Aim –
Report, as a bare number, how many lines of the material below contain the word "以免发生危险".

Records contained in a dataset:
## Start
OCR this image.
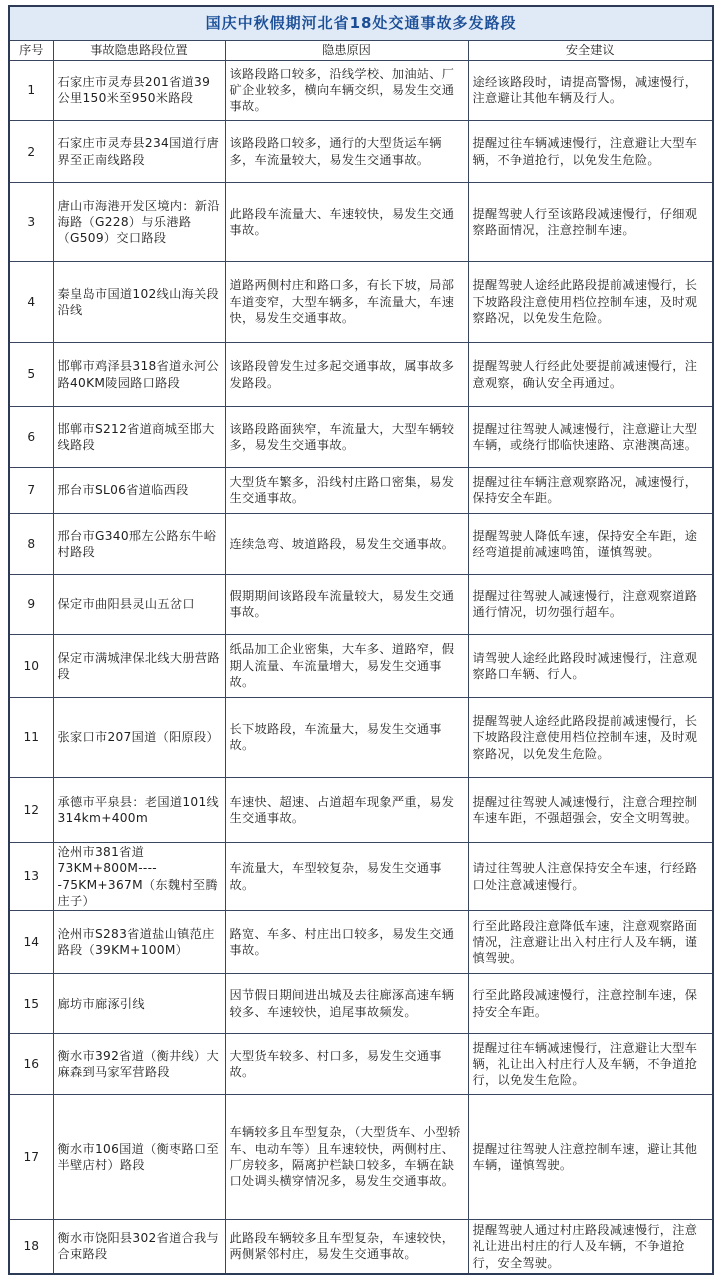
国庆中秋假期河北省18处交通事故多发路段			
序号	事故隐患路段位置	隐患原因	安全建议
1	石家庄市灵寿县201省道39公里150米至950米路段	该路段路口较多，沿线学校、加油站、厂矿企业较多，横向车辆交织，易发生交通事故。	途经该路段时，请提高警惕，减速慢行，注意避让其他车辆及行人。
2	石家庄市灵寿县234国道行唐界至正南线路段	该路段路口较多，通行的大型货运车辆多，车流量较大，易发生交通事故。	提醒过往车辆减速慢行，注意避让大型车辆，不争道抢行，以免发生危险。
3	唐山市海港开发区境内：新沿海路（G228）与乐港路（G509）交口路段	此路段车流量大、车速较快，易发生交通事故。	提醒驾驶人行至该路段减速慢行，仔细观察路面情况，注意控制车速。
4	秦皇岛市国道102线山海关段沿线	道路两侧村庄和路口多，有长下坡，局部车道变窄，大型车辆多，车流量大，车速快，易发生交通事故。	提醒驾驶人途经此路段提前减速慢行，长下坡路段注意使用档位控制车速，及时观察路况，以免发生危险。
5	邯郸市鸡泽县318省道永河公路40KM陵园路口路段	该路段曾发生过多起交通事故，属事故多发路段。	提醒驾驶人行经此处要提前减速慢行，注意观察，确认安全再通过。
6	邯郸市S212省道商城至邯大线路段	该路段路面狭窄，车流量大，大型车辆较多，易发生交通事故。	提醒过往驾驶人减速慢行，注意避让大型车辆，或绕行邯临快速路、京港澳高速。
7	邢台市SL06省道临西段	大型货车繁多，沿线村庄路口密集，易发生交通事故。	提醒过往车辆注意观察路况，减速慢行，保持安全车距。
8	邢台市G340邢左公路东牛峪村路段	连续急弯、坡道路段，易发生交通事故。	提醒驾驶人降低车速，保持安全车距，途经弯道提前减速鸣笛，谨慎驾驶。
9	保定市曲阳县灵山五岔口	假期期间该路段车流量较大，易发生交通事故。	提醒过往驾驶人减速慢行，注意观察道路通行情况，切勿强行超车。
10	保定市满城津保北线大册营路段	纸品加工企业密集，大车多、道路窄，假期人流量、车流量增大，易发生交通事故。	请驾驶人途经此路段时减速慢行，注意观察路口车辆、行人。
11	张家口市207国道（阳原段）	长下坡路段，车流量大，易发生交通事故。	提醒驾驶人途经此路段提前减速慢行，长下坡路段注意使用档位控制车速，及时观察路况，以免发生危险。
12	承德市平泉县：老国道101线314km+400m	车速快、超速、占道超车现象严重，易发生交通事故。	提醒过往驾驶人减速慢行，注意合理控制车速车距，不强超强会，安全文明驾驶。
13	沧州市381省道73KM+800M-----75KM+367M（东魏村至腾庄子）	车流量大，车型较复杂，易发生交通事故。	请过往驾驶人注意保持安全车速，行经路口处注意减速慢行。
14	沧州市S283省道盐山镇范庄路段（39KM+100M）	路宽、车多、村庄出口较多，易发生交通事故。	行至此路段注意降低车速，注意观察路面情况，注意避让出入村庄行人及车辆，谨慎驾驶。
15	廊坊市廊涿引线	因节假日期间进出城及去往廊涿高速车辆较多、车速较快，追尾事故频发。	行至此路段减速慢行，注意控制车速，保持安全车距。
16	衡水市392省道（衡井线）大麻森到马家军营路段	大型货车较多、村口多，易发生交通事故。	提醒过往车辆减速慢行，注意避让大型车辆，礼让出入村庄行人及车辆，不争道抢行，以免发生危险。
17	衡水市106国道（衡枣路口至半壁店村）路段	车辆较多且车型复杂，（大型货车、小型轿车、电动车等）且车速较快，两侧村庄、厂房较多，隔离护栏缺口较多，车辆在缺口处调头横穿情况多，易发生交通事故。	提醒过往驾驶人注意控制车速，避让其他车辆，谨慎驾驶。
18	衡水市饶阳县302省道合我与合束路段	此路段车辆较多且车型复杂，车速较快，两侧紧邻村庄，易发生交通事故。	提醒驾驶人通过村庄路段减速慢行，注意礼让进出村庄的行人及车辆，不争道抢行，安全驾驶。
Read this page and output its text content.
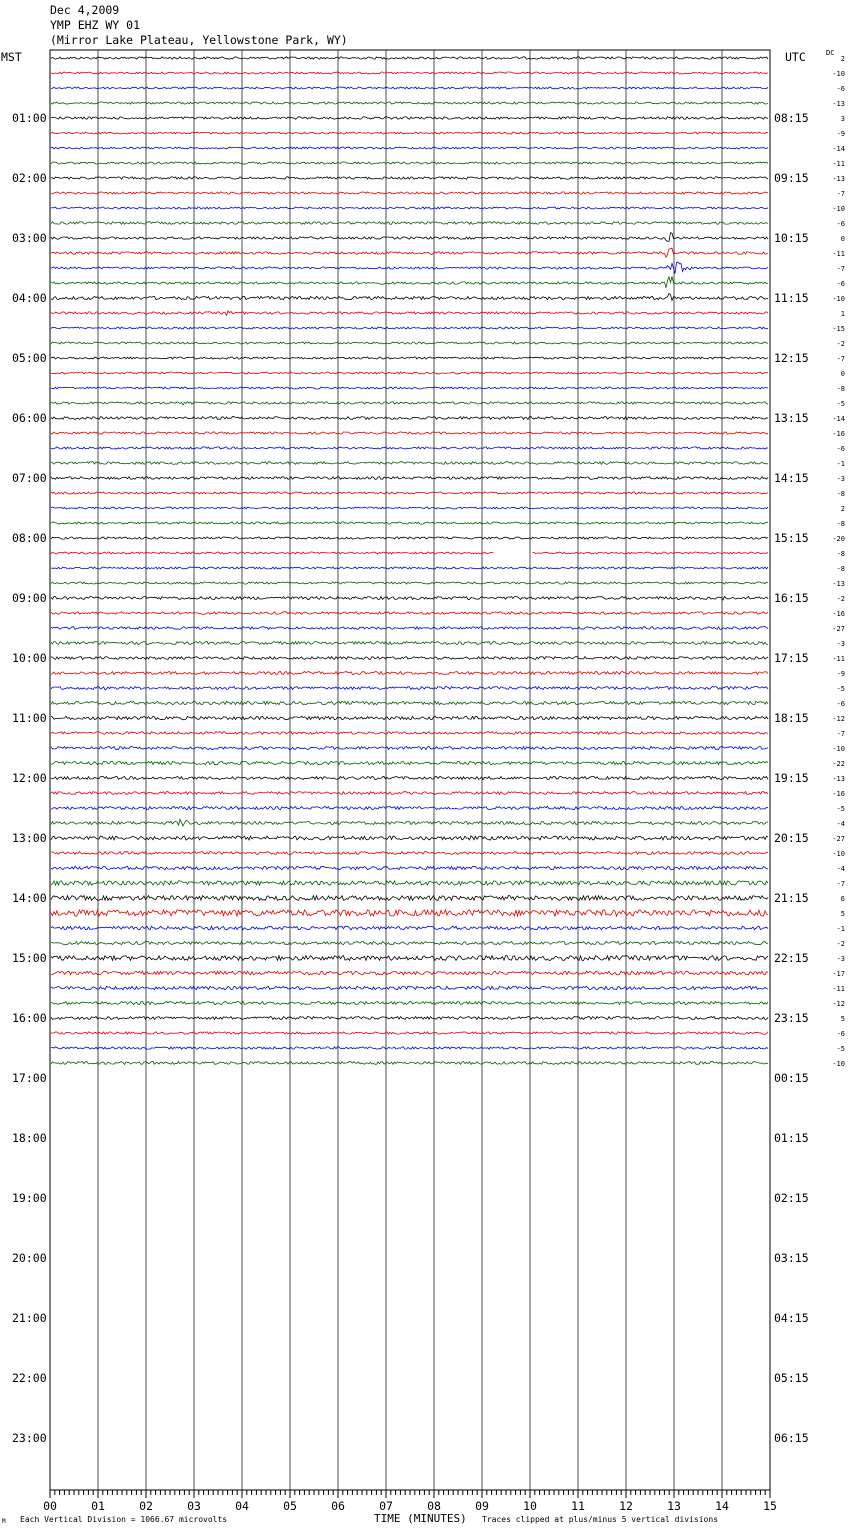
Dec 4,2009
YMP EHZ WY 01
(Mirror Lake Plateau, Yellowstone Park, WY)
MST	UTC	DC
2
-10
-6
-13
3
-9
-14
-11
-13
-7
-10
-6
0
-11
-7
-6
-10
1
-15
-2
-7
0
-8
-5
-14
-16
-6
-1
-3
-8
2
-8
-20
-8
-8
-13
-2
-16
-27
-3
-11
-9
-5
-6
-12
-7
-10
-22
-13
-16
-5
-4
-27
-10
-4
-7
6
5
-1
-2
-3
-17
-11
-12
5
-6
-5
-10
01:00	08:15
02:00	09:15
03:00	10:15
04:00	11:15
05:00	12:15
06:00	13:15
07:00	14:15
08:00	15:15
09:00	16:15
10:00	17:15
11:00	18:15
12:00	19:15
13:00	20:15
14:00	21:15
15:00	22:15
16:00	23:15
17:00	00:15
18:00	01:15
19:00	02:15
20:00	03:15
21:00	04:15
22:00	05:15
23:00	06:15
00	01	02	03	04	05	06	07	08	09	10	11	12	13	14	15
M Each Vertical Division = 1066.67 microvolts	TIME (MINUTES) Traces clipped at plus/minus 5 vertical divisions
## End
Exercise answer –
4